*** DATA EXCERPTS ***

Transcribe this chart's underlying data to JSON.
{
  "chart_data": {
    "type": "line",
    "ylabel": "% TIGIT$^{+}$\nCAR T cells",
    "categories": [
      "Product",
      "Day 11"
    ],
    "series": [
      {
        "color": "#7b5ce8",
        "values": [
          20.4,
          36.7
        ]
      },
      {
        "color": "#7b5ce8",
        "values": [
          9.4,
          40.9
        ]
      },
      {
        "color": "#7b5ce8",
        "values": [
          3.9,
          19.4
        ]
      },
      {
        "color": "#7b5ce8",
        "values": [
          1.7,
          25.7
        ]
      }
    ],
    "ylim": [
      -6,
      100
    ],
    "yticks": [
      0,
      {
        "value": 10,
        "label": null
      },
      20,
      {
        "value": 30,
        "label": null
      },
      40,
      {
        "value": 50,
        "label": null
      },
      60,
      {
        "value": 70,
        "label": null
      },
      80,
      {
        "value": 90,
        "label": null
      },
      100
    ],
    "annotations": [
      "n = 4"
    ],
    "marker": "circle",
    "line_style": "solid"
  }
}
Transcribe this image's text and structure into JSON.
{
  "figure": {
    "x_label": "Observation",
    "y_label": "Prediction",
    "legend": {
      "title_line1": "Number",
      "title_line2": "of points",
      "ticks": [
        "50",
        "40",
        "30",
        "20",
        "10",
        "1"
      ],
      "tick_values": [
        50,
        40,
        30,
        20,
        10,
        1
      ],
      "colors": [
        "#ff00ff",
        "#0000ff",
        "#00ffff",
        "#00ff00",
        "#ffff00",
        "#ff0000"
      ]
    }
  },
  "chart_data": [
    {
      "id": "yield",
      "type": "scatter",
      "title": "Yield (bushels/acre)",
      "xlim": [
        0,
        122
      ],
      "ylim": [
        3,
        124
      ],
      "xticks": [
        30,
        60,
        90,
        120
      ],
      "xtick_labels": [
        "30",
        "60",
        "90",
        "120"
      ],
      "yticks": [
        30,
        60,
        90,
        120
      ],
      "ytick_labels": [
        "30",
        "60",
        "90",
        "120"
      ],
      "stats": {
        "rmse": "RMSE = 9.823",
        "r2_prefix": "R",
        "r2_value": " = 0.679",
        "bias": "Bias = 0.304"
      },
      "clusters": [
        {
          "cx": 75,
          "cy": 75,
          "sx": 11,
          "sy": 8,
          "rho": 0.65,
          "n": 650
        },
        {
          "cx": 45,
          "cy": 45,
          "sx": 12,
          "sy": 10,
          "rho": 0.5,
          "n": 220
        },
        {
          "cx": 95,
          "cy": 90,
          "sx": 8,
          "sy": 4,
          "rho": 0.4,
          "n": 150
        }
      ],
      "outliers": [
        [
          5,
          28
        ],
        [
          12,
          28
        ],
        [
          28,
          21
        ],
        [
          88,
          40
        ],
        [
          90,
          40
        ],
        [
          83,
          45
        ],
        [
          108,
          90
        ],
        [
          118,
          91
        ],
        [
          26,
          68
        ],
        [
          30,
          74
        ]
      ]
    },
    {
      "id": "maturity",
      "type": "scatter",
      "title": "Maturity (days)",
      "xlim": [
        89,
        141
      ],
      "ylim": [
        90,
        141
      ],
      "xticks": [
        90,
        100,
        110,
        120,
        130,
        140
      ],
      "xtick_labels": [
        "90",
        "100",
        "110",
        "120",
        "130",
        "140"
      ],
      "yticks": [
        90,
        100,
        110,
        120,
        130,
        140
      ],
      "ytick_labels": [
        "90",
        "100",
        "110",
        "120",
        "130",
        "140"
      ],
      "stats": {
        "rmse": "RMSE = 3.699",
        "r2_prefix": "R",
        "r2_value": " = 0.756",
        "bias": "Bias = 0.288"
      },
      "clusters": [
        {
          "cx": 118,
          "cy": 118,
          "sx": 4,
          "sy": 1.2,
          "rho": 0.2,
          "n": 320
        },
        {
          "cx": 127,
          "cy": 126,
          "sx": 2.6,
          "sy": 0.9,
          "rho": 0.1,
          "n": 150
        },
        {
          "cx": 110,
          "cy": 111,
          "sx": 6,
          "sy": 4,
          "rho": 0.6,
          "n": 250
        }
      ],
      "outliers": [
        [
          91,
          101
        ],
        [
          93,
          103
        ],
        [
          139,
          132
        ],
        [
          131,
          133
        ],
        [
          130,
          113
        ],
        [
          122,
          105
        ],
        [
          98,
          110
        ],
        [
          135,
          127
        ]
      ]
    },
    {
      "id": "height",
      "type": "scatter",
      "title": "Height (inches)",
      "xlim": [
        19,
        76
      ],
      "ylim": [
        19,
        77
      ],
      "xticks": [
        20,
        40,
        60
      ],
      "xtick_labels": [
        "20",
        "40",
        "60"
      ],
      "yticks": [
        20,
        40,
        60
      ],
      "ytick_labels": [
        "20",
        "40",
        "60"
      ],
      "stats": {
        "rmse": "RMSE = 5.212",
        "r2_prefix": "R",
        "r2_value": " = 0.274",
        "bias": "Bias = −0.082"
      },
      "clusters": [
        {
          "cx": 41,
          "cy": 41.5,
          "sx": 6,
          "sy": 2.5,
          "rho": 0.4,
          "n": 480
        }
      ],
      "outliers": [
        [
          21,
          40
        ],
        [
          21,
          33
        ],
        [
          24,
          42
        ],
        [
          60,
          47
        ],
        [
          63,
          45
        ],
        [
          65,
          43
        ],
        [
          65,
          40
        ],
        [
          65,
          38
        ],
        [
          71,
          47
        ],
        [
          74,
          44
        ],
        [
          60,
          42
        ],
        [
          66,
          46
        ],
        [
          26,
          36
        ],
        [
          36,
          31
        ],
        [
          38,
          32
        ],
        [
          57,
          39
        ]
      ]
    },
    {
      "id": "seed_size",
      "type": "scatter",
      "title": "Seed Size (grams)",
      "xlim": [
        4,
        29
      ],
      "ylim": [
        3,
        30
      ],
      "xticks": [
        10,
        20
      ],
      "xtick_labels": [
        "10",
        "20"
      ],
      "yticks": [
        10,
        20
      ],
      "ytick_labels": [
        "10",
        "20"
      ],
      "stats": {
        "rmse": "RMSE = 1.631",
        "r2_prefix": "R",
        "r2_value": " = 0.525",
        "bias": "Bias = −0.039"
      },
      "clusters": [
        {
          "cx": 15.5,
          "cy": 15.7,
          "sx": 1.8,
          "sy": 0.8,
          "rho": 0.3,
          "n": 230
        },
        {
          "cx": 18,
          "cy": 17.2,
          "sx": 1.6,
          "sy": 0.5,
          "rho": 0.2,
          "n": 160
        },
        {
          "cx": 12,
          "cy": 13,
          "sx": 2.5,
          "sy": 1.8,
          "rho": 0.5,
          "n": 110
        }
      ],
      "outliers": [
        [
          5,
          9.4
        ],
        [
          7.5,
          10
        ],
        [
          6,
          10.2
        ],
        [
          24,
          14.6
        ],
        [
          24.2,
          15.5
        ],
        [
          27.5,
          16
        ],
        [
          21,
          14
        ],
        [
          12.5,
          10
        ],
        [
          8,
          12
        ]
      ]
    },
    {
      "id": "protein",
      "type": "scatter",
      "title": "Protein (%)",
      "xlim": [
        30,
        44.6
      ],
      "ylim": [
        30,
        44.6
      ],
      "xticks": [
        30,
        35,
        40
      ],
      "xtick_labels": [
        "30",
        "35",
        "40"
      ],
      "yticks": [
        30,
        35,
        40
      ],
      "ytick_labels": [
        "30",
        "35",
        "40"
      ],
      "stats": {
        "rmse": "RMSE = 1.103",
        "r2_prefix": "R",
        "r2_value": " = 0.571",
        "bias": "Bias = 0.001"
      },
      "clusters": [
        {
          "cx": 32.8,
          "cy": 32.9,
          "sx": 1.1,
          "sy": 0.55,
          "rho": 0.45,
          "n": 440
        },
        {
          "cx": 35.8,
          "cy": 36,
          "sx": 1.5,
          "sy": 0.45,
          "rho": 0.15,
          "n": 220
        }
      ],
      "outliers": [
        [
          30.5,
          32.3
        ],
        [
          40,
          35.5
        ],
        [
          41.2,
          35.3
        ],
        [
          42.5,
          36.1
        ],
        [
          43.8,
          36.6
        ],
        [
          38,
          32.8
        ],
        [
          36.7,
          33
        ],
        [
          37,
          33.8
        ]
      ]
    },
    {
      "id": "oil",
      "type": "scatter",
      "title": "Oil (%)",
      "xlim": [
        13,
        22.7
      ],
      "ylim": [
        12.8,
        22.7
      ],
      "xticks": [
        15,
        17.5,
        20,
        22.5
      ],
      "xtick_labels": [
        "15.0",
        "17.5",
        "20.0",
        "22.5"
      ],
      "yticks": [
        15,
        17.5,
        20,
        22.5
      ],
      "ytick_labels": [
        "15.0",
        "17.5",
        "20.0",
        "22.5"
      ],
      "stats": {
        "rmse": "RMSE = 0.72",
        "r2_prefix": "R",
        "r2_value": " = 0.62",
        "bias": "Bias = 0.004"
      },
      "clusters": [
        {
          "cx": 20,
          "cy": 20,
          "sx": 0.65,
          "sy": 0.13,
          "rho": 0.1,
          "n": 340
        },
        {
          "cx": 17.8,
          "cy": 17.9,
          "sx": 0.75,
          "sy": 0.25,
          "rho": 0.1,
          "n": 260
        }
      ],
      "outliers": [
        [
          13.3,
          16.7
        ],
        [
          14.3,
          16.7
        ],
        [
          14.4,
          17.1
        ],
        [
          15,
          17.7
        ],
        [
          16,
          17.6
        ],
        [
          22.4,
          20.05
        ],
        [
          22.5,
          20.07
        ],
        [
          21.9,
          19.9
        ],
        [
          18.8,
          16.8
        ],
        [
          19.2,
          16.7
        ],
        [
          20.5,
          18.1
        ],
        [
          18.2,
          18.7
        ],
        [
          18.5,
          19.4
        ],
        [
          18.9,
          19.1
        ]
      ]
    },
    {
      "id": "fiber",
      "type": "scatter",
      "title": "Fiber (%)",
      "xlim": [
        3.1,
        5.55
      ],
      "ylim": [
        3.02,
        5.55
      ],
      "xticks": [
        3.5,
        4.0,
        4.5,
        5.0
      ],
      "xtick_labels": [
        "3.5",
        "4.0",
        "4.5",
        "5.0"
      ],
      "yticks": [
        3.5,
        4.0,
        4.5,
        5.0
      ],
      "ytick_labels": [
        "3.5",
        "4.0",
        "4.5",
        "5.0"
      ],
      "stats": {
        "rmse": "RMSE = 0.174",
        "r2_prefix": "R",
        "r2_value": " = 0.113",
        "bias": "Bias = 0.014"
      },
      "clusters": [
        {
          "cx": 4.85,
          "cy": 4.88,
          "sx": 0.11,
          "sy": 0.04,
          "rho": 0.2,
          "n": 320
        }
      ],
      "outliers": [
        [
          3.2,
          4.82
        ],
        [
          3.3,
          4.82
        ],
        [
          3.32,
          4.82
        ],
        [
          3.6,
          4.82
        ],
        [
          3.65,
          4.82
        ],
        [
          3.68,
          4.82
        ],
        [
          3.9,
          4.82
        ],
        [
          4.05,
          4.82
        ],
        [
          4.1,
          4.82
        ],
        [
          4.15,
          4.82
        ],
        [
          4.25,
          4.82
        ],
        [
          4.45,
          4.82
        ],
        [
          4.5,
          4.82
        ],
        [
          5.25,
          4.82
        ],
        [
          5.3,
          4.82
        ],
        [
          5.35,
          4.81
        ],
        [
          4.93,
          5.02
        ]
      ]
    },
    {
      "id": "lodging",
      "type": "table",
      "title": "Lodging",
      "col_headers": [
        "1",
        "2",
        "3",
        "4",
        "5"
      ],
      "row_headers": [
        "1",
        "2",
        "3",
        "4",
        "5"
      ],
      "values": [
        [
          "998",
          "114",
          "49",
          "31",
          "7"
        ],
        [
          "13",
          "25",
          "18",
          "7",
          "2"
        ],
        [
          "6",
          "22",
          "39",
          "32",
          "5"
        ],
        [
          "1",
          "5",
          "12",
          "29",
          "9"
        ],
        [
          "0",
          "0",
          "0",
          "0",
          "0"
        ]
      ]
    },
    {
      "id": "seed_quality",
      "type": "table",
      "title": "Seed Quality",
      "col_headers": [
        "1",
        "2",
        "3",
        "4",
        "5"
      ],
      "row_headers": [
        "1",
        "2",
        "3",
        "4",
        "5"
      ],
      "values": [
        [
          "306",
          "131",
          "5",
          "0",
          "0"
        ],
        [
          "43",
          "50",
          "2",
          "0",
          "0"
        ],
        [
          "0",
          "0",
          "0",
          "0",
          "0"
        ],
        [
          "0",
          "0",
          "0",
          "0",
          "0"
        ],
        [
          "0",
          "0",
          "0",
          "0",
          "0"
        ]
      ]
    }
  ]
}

***

## PROBLEM TO SOLVE
Which lines of the data contain the string "Bias"? Copy each one.

## RESPONSE TO THIS EXERCISE
        "bias": "Bias = 0.304"
        "bias": "Bias = 0.288"
        "bias": "Bias = −0.082"
        "bias": "Bias = −0.039"
        "bias": "Bias = 0.001"
        "bias": "Bias = 0.004"
        "bias": "Bias = 0.014"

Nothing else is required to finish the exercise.